▶ **TASK STATEMENT**: Output a single figure: the number of lines in which the word "this" appears.

▶ **SUPPLIED INFORMATION**:
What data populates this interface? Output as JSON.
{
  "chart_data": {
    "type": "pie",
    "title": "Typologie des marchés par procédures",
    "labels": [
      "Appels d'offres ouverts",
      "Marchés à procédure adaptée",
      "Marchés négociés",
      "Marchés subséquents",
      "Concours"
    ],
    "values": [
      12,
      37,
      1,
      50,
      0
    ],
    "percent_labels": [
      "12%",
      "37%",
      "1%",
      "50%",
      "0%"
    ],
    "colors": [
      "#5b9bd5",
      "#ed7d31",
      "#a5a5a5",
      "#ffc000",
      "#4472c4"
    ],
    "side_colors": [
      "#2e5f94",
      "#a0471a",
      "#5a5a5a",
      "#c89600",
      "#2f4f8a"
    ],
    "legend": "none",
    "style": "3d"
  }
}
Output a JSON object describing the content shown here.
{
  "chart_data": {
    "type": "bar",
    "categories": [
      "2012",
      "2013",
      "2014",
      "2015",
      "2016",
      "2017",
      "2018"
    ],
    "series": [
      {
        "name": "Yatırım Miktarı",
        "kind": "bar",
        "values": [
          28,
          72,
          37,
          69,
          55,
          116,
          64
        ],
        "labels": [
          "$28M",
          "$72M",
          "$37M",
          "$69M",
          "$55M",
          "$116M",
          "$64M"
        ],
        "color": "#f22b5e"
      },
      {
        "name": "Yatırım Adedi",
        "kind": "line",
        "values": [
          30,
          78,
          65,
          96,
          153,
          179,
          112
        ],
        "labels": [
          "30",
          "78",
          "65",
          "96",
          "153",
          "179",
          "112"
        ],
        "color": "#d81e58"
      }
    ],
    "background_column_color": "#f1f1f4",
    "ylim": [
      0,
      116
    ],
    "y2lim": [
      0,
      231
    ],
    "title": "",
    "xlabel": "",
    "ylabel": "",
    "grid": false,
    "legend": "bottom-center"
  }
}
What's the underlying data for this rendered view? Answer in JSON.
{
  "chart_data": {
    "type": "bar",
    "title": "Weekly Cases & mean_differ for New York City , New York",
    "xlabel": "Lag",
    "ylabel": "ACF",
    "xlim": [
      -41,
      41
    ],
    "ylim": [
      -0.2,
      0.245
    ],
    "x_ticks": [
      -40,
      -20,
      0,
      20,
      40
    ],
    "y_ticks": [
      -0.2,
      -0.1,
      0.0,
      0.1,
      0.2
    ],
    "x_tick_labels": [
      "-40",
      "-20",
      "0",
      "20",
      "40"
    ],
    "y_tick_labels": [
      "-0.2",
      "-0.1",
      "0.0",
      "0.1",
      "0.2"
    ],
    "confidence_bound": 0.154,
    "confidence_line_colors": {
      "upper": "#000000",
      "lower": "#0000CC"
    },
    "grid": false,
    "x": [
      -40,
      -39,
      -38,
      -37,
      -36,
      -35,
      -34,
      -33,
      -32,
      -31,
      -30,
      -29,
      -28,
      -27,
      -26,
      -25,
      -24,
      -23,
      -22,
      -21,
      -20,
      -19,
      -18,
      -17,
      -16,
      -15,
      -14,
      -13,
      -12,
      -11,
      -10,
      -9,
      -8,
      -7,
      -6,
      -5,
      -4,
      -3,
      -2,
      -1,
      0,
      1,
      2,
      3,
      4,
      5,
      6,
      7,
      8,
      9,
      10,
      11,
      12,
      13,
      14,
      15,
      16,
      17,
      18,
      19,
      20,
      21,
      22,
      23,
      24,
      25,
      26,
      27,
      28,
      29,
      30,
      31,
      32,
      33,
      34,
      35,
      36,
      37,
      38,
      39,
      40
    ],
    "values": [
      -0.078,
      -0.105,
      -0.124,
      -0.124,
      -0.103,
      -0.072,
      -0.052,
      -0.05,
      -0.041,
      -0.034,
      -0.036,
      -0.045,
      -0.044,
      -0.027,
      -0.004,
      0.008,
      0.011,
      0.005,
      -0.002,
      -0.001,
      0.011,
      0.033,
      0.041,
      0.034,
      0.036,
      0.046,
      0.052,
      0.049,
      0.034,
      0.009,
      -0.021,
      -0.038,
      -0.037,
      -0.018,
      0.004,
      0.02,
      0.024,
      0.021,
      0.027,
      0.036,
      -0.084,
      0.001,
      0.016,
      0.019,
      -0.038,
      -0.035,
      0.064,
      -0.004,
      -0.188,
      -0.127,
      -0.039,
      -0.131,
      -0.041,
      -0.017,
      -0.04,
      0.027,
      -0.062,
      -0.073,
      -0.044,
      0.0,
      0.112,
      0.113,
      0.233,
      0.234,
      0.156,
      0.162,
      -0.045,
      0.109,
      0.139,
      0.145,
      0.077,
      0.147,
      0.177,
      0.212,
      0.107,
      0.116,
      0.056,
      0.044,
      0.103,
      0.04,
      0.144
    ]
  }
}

▶ **FINAL RESULT**: 2